Exercise description.
Write the data below out exactly as it stands. Do not include the pictures.

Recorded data

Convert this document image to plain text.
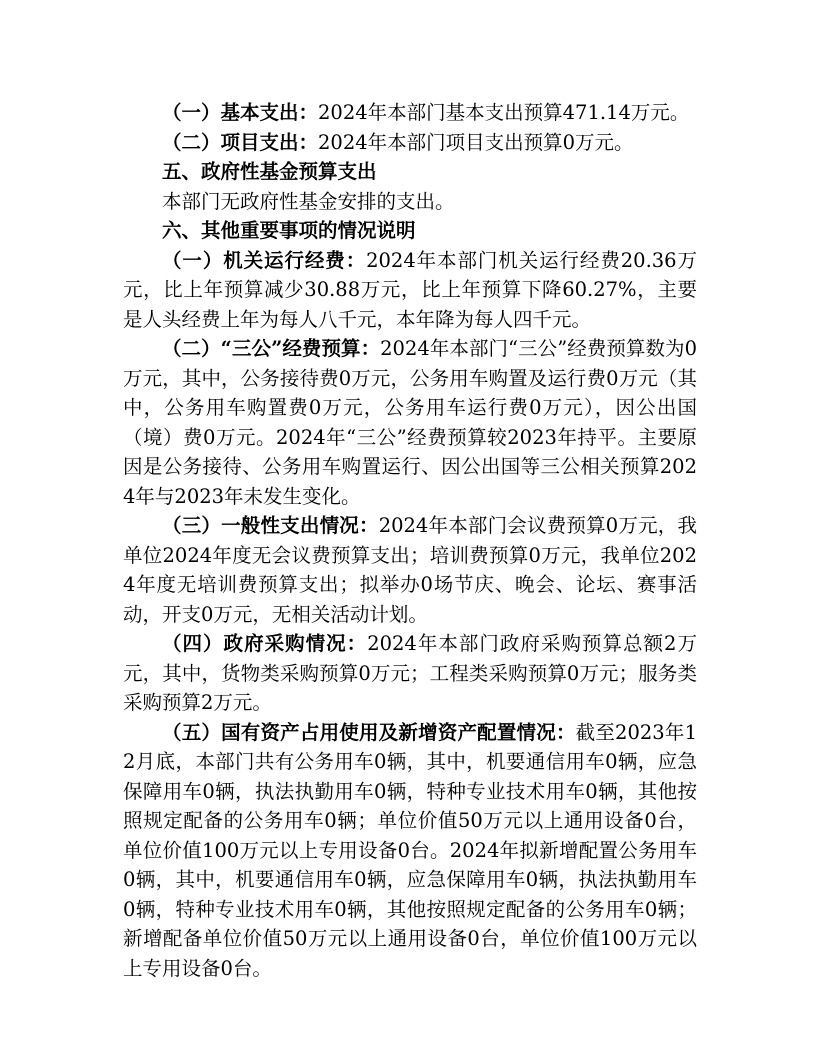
（一）基本支出：2024年本部门基本支出预算471.14万元。

（二）项目支出：2024年本部门项目支出预算0万元。

五、政府性基金预算支出

本部门无政府性基金安排的支出。

六、其他重要事项的情况说明

（一）机关运行经费：2024年本部门机关运行经费20.36万元，比上年预算减少30.88万元，比上年预算下降60.27%，主要是人头经费上年为每人八千元，本年降为每人四千元。

（二）“三公”经费预算：2024年本部门“三公”经费预算数为0万元，其中，公务接待费0万元，公务用车购置及运行费0万元（其中，公务用车购置费0万元，公务用车运行费0万元），因公出国（境）费0万元。2024年“三公”经费预算较2023年持平。主要原因是公务接待、公务用车购置运行、因公出国等三公相关预算2024年与2023年未发生变化。

（三）一般性支出情况：2024年本部门会议费预算0万元，我单位2024年度无会议费预算支出；培训费预算0万元，我单位2024年度无培训费预算支出；拟举办0场节庆、晚会、论坛、赛事活动，开支0万元，无相关活动计划。

（四）政府采购情况：2024年本部门政府采购预算总额2万元，其中，货物类采购预算0万元；工程类采购预算0万元；服务类采购预算2万元。

（五）国有资产占用使用及新增资产配置情况：截至2023年12月底，本部门共有公务用车0辆，其中，机要通信用车0辆，应急保障用车0辆，执法执勤用车0辆，特种专业技术用车0辆，其他按照规定配备的公务用车0辆；单位价值50万元以上通用设备0台，单位价值100万元以上专用设备0台。2024年拟新增配置公务用车0辆，其中，机要通信用车0辆，应急保障用车0辆，执法执勤用车0辆，特种专业技术用车0辆，其他按照规定配备的公务用车0辆；新增配备单位价值50万元以上通用设备0台，单位价值100万元以上专用设备0台。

Exercise output.
Convert this document image to plain text.
（一）基本支出：2024年本部门基本支出预算471.14万元。

（二）项目支出：2024年本部门项目支出预算0万元。

五、政府性基金预算支出

本部门无政府性基金安排的支出。

六、其他重要事项的情况说明

（一）机关运行经费：2024年本部门机关运行经费20.36万元，比上年预算减少30.88万元，比上年预算下降60.27%，主要是人头经费上年为每人八千元，本年降为每人四千元。

（二）“三公”经费预算：2024年本部门“三公”经费预算数为0万元，其中，公务接待费0万元，公务用车购置及运行费0万元（其中，公务用车购置费0万元，公务用车运行费0万元），因公出国（境）费0万元。2024年“三公”经费预算较2023年持平。主要原因是公务接待、公务用车购置运行、因公出国等三公相关预算2024年与2023年未发生变化。

（三）一般性支出情况：2024年本部门会议费预算0万元，我单位2024年度无会议费预算支出；培训费预算0万元，我单位2024年度无培训费预算支出；拟举办0场节庆、晚会、论坛、赛事活动，开支0万元，无相关活动计划。

（四）政府采购情况：2024年本部门政府采购预算总额2万元，其中，货物类采购预算0万元；工程类采购预算0万元；服务类采购预算2万元。

（五）国有资产占用使用及新增资产配置情况：截至2023年12月底，本部门共有公务用车0辆，其中，机要通信用车0辆，应急保障用车0辆，执法执勤用车0辆，特种专业技术用车0辆，其他按照规定配备的公务用车0辆；单位价值50万元以上通用设备0台，单位价值100万元以上专用设备0台。2024年拟新增配置公务用车0辆，其中，机要通信用车0辆，应急保障用车0辆，执法执勤用车0辆，特种专业技术用车0辆，其他按照规定配备的公务用车0辆；新增配备单位价值50万元以上通用设备0台，单位价值100万元以上专用设备0台。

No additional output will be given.